Damn you, Emily!!!! (WAG MY FIST IN THE AIR)

Awhile back I got a promotion, and with it a sweet new phone. I had a sometimes-boyfriend and it was looking like he might become an all-the-time boyfriend. I really liked this guy so it seemed like things were on the up and up.

Turns out I was wrong. Sometimes-boyfriend decided that he didn’t want to be my all-the-time boyfriend, but since he’s such a stand up guy*, offered to still help set up my new fancy iPhone.

Great, fantastic. It was fun, we had a good time and now I had a cool new iPhone like many of my hip friends. Sometimes-boyfriend set the whole thing up – my email, Facebook, Instagram, the Find My iPhone and also got me a few cool apps I’d never heard of. I was good to go and set off to learn about hashtags. #awesome.

Time passes and eventually, because it’s me, I lose my phone. “DAMN IT WORLD (whiskey?!)!” I bemoan, as I shuffle through my sheets, my bag from last night and every crevice of my couch. But then…a light. This phone is not like all of my other basic phones; this phone can be tracked! Huzzah! I win.

**DATA SHOWN**
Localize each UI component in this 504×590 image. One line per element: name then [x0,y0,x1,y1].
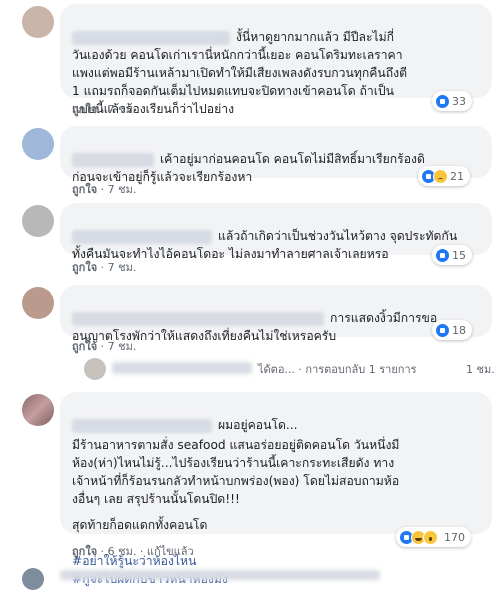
comment-bubble: แล้วถ้าเกิดว่าเป็นช่วงวันไหว้ตาง จุดประท… [60,203,492,261]
commenter-name-blurred[interactable] [72,30,230,45]
comment-actions: ถูกใจ · 7 ชม. [72,340,137,353]
commenter-name-blurred[interactable] [72,311,324,326]
reply-author-blurred[interactable] [112,362,252,374]
commenter-name-blurred[interactable] [72,418,212,433]
next-comment-blurred [60,570,380,580]
comment-body: มีร้านอาหารตามสั่ง seafood แสนอร่อยอยู่ต… [72,438,400,506]
comment-actions: ถูกใจ · 7 ชม. [72,261,137,274]
like-button[interactable]: ถูกใจ [72,261,97,274]
timestamp[interactable]: 7 ชม. [108,261,137,274]
like-button[interactable]: ถูกใจ [72,545,97,558]
avatar[interactable] [22,287,54,319]
sad-reaction-icon [433,168,448,184]
comment-actions: ถูกใจ · 7 ชม. [72,183,137,196]
reaction-count[interactable]: 33 [432,91,472,111]
like-button[interactable]: ถูกใจ [72,103,97,116]
commenter-name-blurred[interactable] [72,229,212,244]
like-reaction-icon [435,93,450,109]
avatar[interactable] [22,205,54,237]
comment-bubble: ผมอยู่คอนโด... มีร้านอาหารตามสั่ง seafoo… [60,392,492,586]
like-reaction-icon [435,247,450,263]
like-reaction-icon [435,322,450,338]
like-button[interactable]: ถูกใจ [72,183,97,196]
avatar[interactable] [22,6,54,38]
comment-actions: ถูกใจ · 6 ชม. · แก้ไขแล้ว [72,545,194,558]
reply-timestamp[interactable]: 1 ชม. [466,360,495,378]
reaction-count[interactable]: 18 [432,320,472,340]
reply-avatar[interactable] [84,358,106,380]
like-button[interactable]: ถูกใจ [72,340,97,353]
reaction-count[interactable]: 15 [432,245,472,265]
comment-text: ผมอยู่คอนโด... [72,398,480,434]
avatar[interactable] [22,128,54,160]
reaction-count[interactable]: 21 [418,166,470,186]
avatar[interactable] [22,568,44,590]
timestamp[interactable]: 7 ชม. [108,103,137,116]
avatar[interactable] [22,394,54,426]
edited-label[interactable]: แก้ไขแล้ว [147,545,194,558]
timestamp[interactable]: 6 ชม. [108,545,137,558]
timestamp[interactable]: 7 ชม. [108,183,137,196]
wow-reaction-icon [423,529,438,545]
comment-bubble: งั้นี่หาดูยากมากแล้ว มีปีละไม่กี่ วันเอง… [60,4,492,116]
reaction-count[interactable]: 170 [396,527,471,547]
comment-actions: ถูกใจ · 7 ชม. [72,103,137,116]
commenter-name-blurred[interactable] [72,152,154,167]
comment-bubble: การแสดงงิ้วมีการขอ อนุญาตโรงพักว่าให้แสด… [60,285,492,343]
comment-text: แล้วถ้าเกิดว่าเป็นช่วงวันไหว้ตาง จุดประท… [72,229,458,261]
timestamp[interactable]: 7 ชม. [108,340,137,353]
view-replies-link[interactable]: ได้ตอ... · การตอบกลับ 1 รายการ [258,360,417,378]
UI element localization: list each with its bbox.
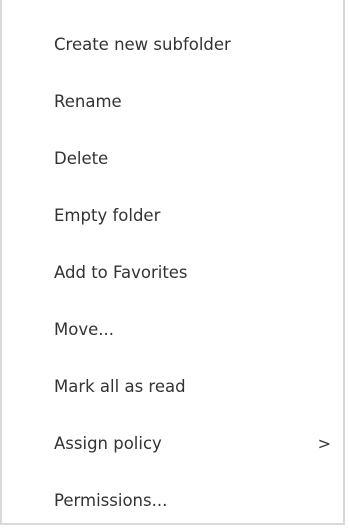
- menu-item-assign-policy[interactable]: Assign policy >: [2, 415, 343, 472]
- menu-item-label: Create new subfolder: [54, 35, 231, 54]
- menu-item-create-new-subfolder[interactable]: Create new subfolder: [2, 16, 343, 73]
- folder-context-menu: Create new subfolder Rename Delete Empty…: [0, 0, 345, 525]
- menu-item-label: Move...: [54, 320, 114, 339]
- menu-item-label: Mark all as read: [54, 377, 186, 396]
- menu-item-label: Delete: [54, 149, 109, 168]
- menu-item-label: Assign policy: [54, 434, 162, 453]
- menu-item-label: Add to Favorites: [54, 263, 188, 282]
- menu-item-label: Empty folder: [54, 206, 161, 225]
- menu-item-mark-all-as-read[interactable]: Mark all as read: [2, 358, 343, 415]
- menu-item-label: Rename: [54, 92, 122, 111]
- chevron-right-icon: >: [317, 434, 331, 453]
- menu-item-rename[interactable]: Rename: [2, 73, 343, 130]
- menu-item-add-to-favorites[interactable]: Add to Favorites: [2, 244, 343, 301]
- menu-item-move[interactable]: Move...: [2, 301, 343, 358]
- menu-item-empty-folder[interactable]: Empty folder: [2, 187, 343, 244]
- menu-item-label: Permissions...: [54, 491, 168, 510]
- menu-item-permissions[interactable]: Permissions...: [2, 472, 343, 529]
- menu-item-delete[interactable]: Delete: [2, 130, 343, 187]
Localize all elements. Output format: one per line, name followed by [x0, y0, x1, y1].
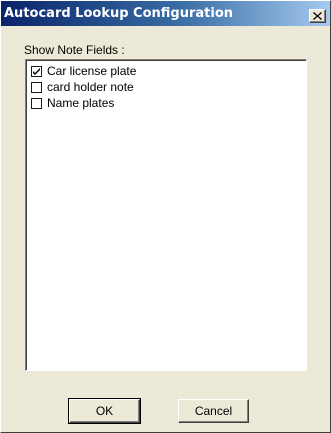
close-button[interactable] — [309, 9, 326, 23]
cancel-button[interactable]: Cancel — [178, 399, 249, 423]
show-note-fields-label: Show Note Fields : — [24, 43, 125, 57]
list-item-card-holder-note[interactable]: card holder note — [26, 79, 306, 95]
checkbox-card-holder-note[interactable] — [31, 81, 42, 93]
list-item-car-license-plate[interactable]: Car license plate — [26, 63, 306, 79]
ok-button[interactable]: OK — [68, 398, 141, 424]
close-icon — [313, 12, 322, 20]
window-title: Autocard Lookup Configuration — [4, 6, 234, 21]
list-item-label: Name plates — [47, 96, 115, 110]
list-item-label: Car license plate — [47, 64, 137, 78]
note-fields-listbox[interactable]: Car license plate card holder note Name … — [25, 59, 307, 371]
config-dialog: Autocard Lookup Configuration Show Note … — [0, 0, 331, 433]
checkbox-car-license-plate[interactable] — [31, 65, 42, 77]
checkbox-name-plates[interactable] — [31, 97, 42, 109]
list-item-name-plates[interactable]: Name plates — [26, 95, 306, 111]
title-bar[interactable]: Autocard Lookup Configuration — [1, 1, 330, 26]
list-item-label: card holder note — [47, 80, 134, 94]
checkmark-icon — [33, 67, 40, 75]
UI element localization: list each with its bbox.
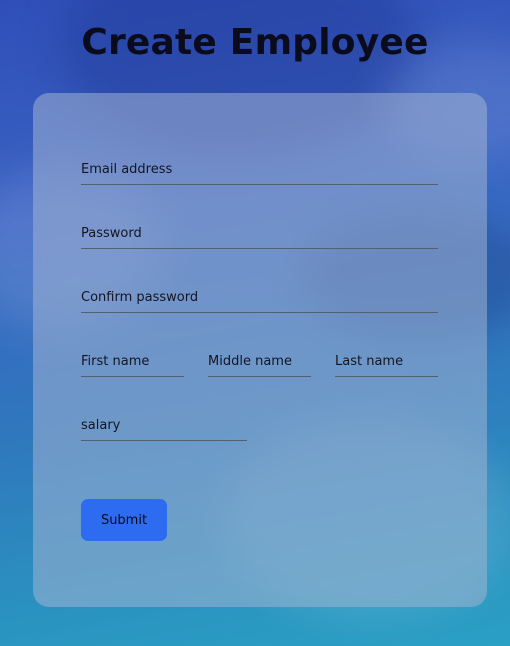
- first-name-field-container: [81, 347, 184, 377]
- email-field[interactable]: [81, 155, 438, 183]
- last-name-field[interactable]: [335, 347, 438, 375]
- confirm-password-field[interactable]: [81, 283, 438, 311]
- confirm-password-field-container: [81, 283, 438, 313]
- password-field-container: [81, 219, 438, 249]
- first-name-field[interactable]: [81, 347, 184, 375]
- salary-field[interactable]: [81, 411, 247, 439]
- middle-name-field-container: [208, 347, 311, 377]
- password-field[interactable]: [81, 219, 438, 247]
- submit-button[interactable]: Submit: [81, 499, 167, 541]
- middle-name-field[interactable]: [208, 347, 311, 375]
- page-title: Create Employee: [81, 22, 429, 63]
- create-employee-form: Submit: [33, 93, 487, 607]
- email-field-container: [81, 155, 438, 185]
- salary-field-container: [81, 411, 247, 441]
- last-name-field-container: [335, 347, 438, 377]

**STATED EXERCISE**
Answer these about the lost-phone story:
1. What came with the narrator's promotion?
2. Who set up the narrator's new iPhone?
3. Where did the narrator search after losing the phone?

**EXERCISE OUTPUT**
1. A sweet new phone.
2. The sometimes-boyfriend.
3. Through the sheets, the bag from the night before, and every crevice of the couch.